Write out each line exactly as given. Leave the pictures out of your copy.

===== Listing

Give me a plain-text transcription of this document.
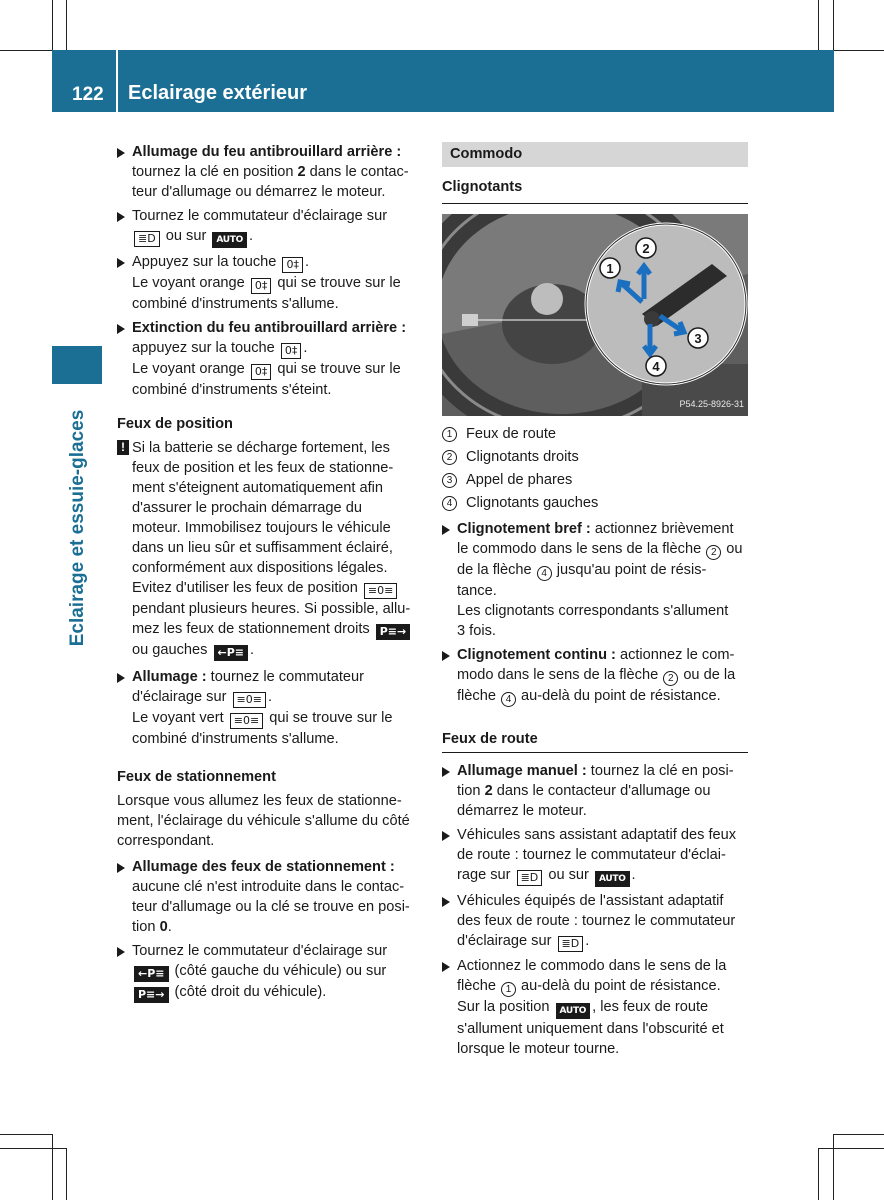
122 Eclairage extérieur
Eclairage et essuie-glaces
Allumage du feu antibrouillard arrière :
tournez la clé en position 2 dans le contac-
teur d'allumage ou démarrez le moteur.
Tournez le commutateur d'éclairage sur
≣D ou sur AUTO .
Appuyez sur la touche 0‡ .
Le voyant orange 0‡ qui se trouve sur le
combiné d'instruments s'allume.
Extinction du feu antibrouillard arrière :
appuyez sur la touche 0‡ .
Le voyant orange 0‡ qui se trouve sur le
combiné d'instruments s'éteint.
Feux de position
! Si la batterie se décharge fortement, les
feux de position et les feux de stationne-
ment s'éteignent automatiquement afin
d'assurer le prochain démarrage du
moteur. Immobilisez toujours le véhicule
dans un lieu sûr et suffisamment éclairé,
conformément aux dispositions légales.
Evitez d'utiliser les feux de position ≡0≡
pendant plusieurs heures. Si possible, allu-
mez les feux de stationnement droits P≡→
ou gauches ←P≡ .
Allumage : tournez le commutateur
d'éclairage sur ≡0≡ .
Le voyant vert ≡0≡ qui se trouve sur le
combiné d'instruments s'allume.
Feux de stationnement
Lorsque vous allumez les feux de stationne-
ment, l'éclairage du véhicule s'allume du côté
correspondant.
Allumage des feux de stationnement :
aucune clé n'est introduite dans le contac-
teur d'allumage ou la clé se trouve en posi-
tion 0.
Tournez le commutateur d'éclairage sur
←P≡ (côté gauche du véhicule) ou sur
P≡→ (côté droit du véhicule).
Commodo
Clignotants
1
2
3
4
P54.25-8926-31
1 Feux de route
2 Clignotants droits
3 Appel de phares
4 Clignotants gauches
Clignotement bref : actionnez brièvement
le commodo dans le sens de la flèche 2 ou
de la flèche 4 jusqu'au point de résis-
tance.
Les clignotants correspondants s'allument
3 fois.
Clignotement continu : actionnez le com-
modo dans le sens de la flèche 2 ou de la
flèche 4 au-delà du point de résistance.
Feux de route
Allumage manuel : tournez la clé en posi-
tion 2 dans le contacteur d'allumage ou
démarrez le moteur.
Véhicules sans assistant adaptatif des feux
de route : tournez le commutateur d'éclai-
rage sur ≣D ou sur AUTO .
Véhicules équipés de l'assistant adaptatif
des feux de route : tournez le commutateur
d'éclairage sur ≣D .
Actionnez le commodo dans le sens de la
flèche 1 au-delà du point de résistance.
Sur la position AUTO , les feux de route
s'allument uniquement dans l'obscurité et
lorsque le moteur tourne.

==========

Answer for this exercise:
Give me a plain-text transcription of this document.
122 Eclairage extérieur
Eclairage et essuie-glaces
Allumage du feu antibrouillard arrière :
tournez la clé en position 2 dans le contac-
teur d'allumage ou démarrez le moteur.
Tournez le commutateur d'éclairage sur
≣D ou sur AUTO .
Appuyez sur la touche 0‡ .
Le voyant orange 0‡ qui se trouve sur le
combiné d'instruments s'allume.
Extinction du feu antibrouillard arrière :
appuyez sur la touche 0‡ .
Le voyant orange 0‡ qui se trouve sur le
combiné d'instruments s'éteint.
Feux de position
! Si la batterie se décharge fortement, les
feux de position et les feux de stationne-
ment s'éteignent automatiquement afin
d'assurer le prochain démarrage du
moteur. Immobilisez toujours le véhicule
dans un lieu sûr et suffisamment éclairé,
conformément aux dispositions légales.
Evitez d'utiliser les feux de position ≡0≡
pendant plusieurs heures. Si possible, allu-
mez les feux de stationnement droits P≡→
ou gauches ←P≡ .
Allumage : tournez le commutateur
d'éclairage sur ≡0≡ .
Le voyant vert ≡0≡ qui se trouve sur le
combiné d'instruments s'allume.
Feux de stationnement
Lorsque vous allumez les feux de stationne-
ment, l'éclairage du véhicule s'allume du côté
correspondant.
Allumage des feux de stationnement :
aucune clé n'est introduite dans le contac-
teur d'allumage ou la clé se trouve en posi-
tion 0.
Tournez le commutateur d'éclairage sur
←P≡ (côté gauche du véhicule) ou sur
P≡→ (côté droit du véhicule).
Commodo
Clignotants
1
2
3
4
P54.25-8926-31
1 Feux de route
2 Clignotants droits
3 Appel de phares
4 Clignotants gauches
Clignotement bref : actionnez brièvement
le commodo dans le sens de la flèche 2 ou
de la flèche 4 jusqu'au point de résis-
tance.
Les clignotants correspondants s'allument
3 fois.
Clignotement continu : actionnez le com-
modo dans le sens de la flèche 2 ou de la
flèche 4 au-delà du point de résistance.
Feux de route
Allumage manuel : tournez la clé en posi-
tion 2 dans le contacteur d'allumage ou
démarrez le moteur.
Véhicules sans assistant adaptatif des feux
de route : tournez le commutateur d'éclai-
rage sur ≣D ou sur AUTO .
Véhicules équipés de l'assistant adaptatif
des feux de route : tournez le commutateur
d'éclairage sur ≣D .
Actionnez le commodo dans le sens de la
flèche 1 au-delà du point de résistance.
Sur la position AUTO , les feux de route
s'allument uniquement dans l'obscurité et
lorsque le moteur tourne.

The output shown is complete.